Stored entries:

***

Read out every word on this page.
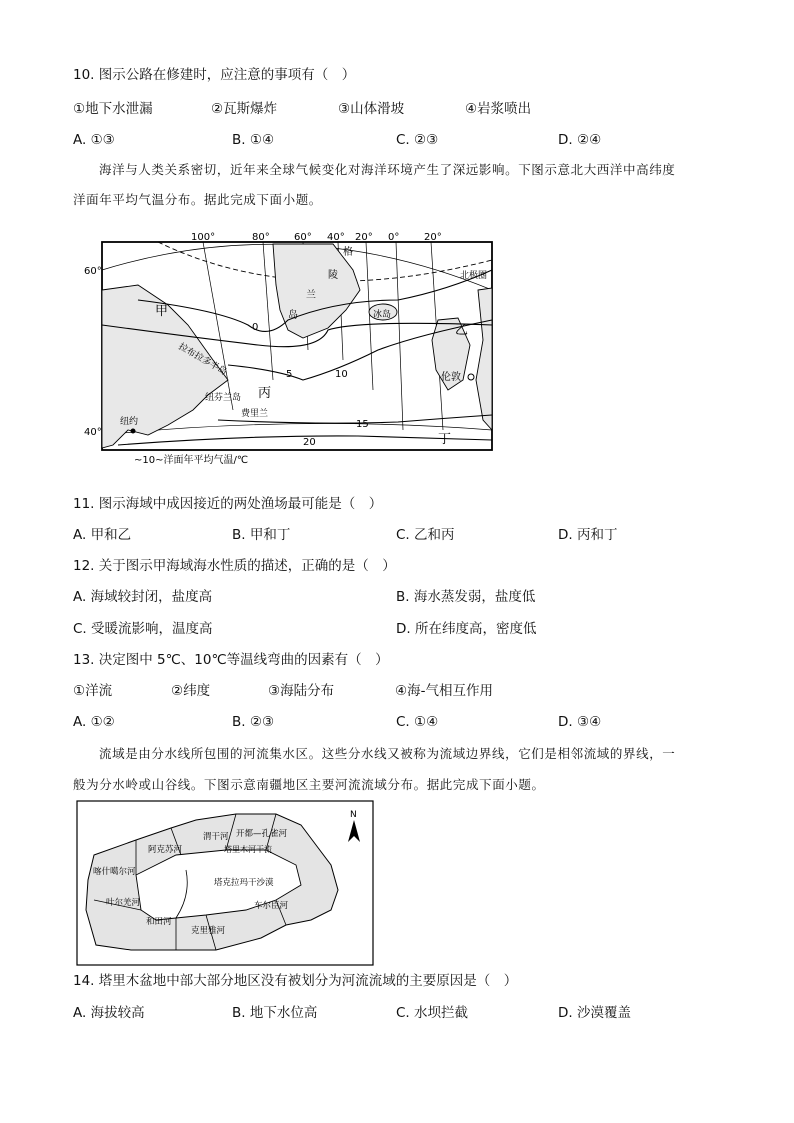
10. 图示公路在修建时，应注意的事项有（　）
①地下水泄漏	②瓦斯爆炸	③山体滑坡	④岩浆喷出
A. ①③	B. ①④	C. ②③	D. ②④
海洋与人类关系密切，近年来全球气候变化对海洋环境产生了深远影响。下图示意北大西洋中高纬度
洋面年平均气温分布。据此完成下面小题。
100°	80° 60° 40° 20° 0° 20°
60°
40°
0
5	10
15
20
格
陵
兰
岛
北极圈
冰岛
拉布拉多半岛
纽芬兰岛
费里兰
纽约
伦敦
甲
乙
丙
丁
~10~洋面年平均气温/℃
11. 图示海域中成因接近的两处渔场最可能是（　）
A. 甲和乙	B. 甲和丁	C. 乙和丙	D. 丙和丁
12. 关于图示甲海域海水性质的描述，正确的是（　）
A. 海域较封闭，盐度高	B. 海水蒸发弱，盐度低
C. 受暖流影响，温度高	D. 所在纬度高，密度低
13. 决定图中 5℃、10℃等温线弯曲的因素有（　）
①洋流	②纬度	③海陆分布	④海-气相互作用
A. ①②	B. ②③	C. ①④	D. ③④
流域是由分水线所包围的河流集水区。这些分水线又被称为流域边界线，它们是相邻流域的界线，一
般为分水岭或山谷线。下图示意南疆地区主要河流流域分布。据此完成下面小题。
N
渭干河 开都—孔雀河
阿克苏河	塔里木河干流
喀什噶尔河
塔克拉玛干沙漠
叶尔羌河	车尔臣河
和田河
克里雅河
14. 塔里木盆地中部大部分地区没有被划分为河流流域的主要原因是（　）
A. 海拔较高	B. 地下水位高	C. 水坝拦截	D. 沙漠覆盖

***

Work required => Transcribe the records above exactly, omitting every picture they contain.

Exercise answer =>
Read out every word on this page.
10. 图示公路在修建时，应注意的事项有（　）
①地下水泄漏	②瓦斯爆炸	③山体滑坡	④岩浆喷出
A. ①③	B. ①④	C. ②③	D. ②④
海洋与人类关系密切，近年来全球气候变化对海洋环境产生了深远影响。下图示意北大西洋中高纬度
洋面年平均气温分布。据此完成下面小题。
100°	80° 60° 40° 20° 0° 20°
60°
40°
0
5	10
15
20
格
陵
兰
岛
北极圈
冰岛
拉布拉多半岛
纽芬兰岛
费里兰
纽约
伦敦
甲
乙
丙
丁
~10~洋面年平均气温/℃
11. 图示海域中成因接近的两处渔场最可能是（　）
A. 甲和乙	B. 甲和丁	C. 乙和丙	D. 丙和丁
12. 关于图示甲海域海水性质的描述，正确的是（　）
A. 海域较封闭，盐度高	B. 海水蒸发弱，盐度低
C. 受暖流影响，温度高	D. 所在纬度高，密度低
13. 决定图中 5℃、10℃等温线弯曲的因素有（　）
①洋流	②纬度	③海陆分布	④海-气相互作用
A. ①②	B. ②③	C. ①④	D. ③④
流域是由分水线所包围的河流集水区。这些分水线又被称为流域边界线，它们是相邻流域的界线，一
般为分水岭或山谷线。下图示意南疆地区主要河流流域分布。据此完成下面小题。
N
渭干河 开都—孔雀河
阿克苏河	塔里木河干流
喀什噶尔河
塔克拉玛干沙漠
叶尔羌河	车尔臣河
和田河
克里雅河
14. 塔里木盆地中部大部分地区没有被划分为河流流域的主要原因是（　）
A. 海拔较高	B. 地下水位高	C. 水坝拦截	D. 沙漠覆盖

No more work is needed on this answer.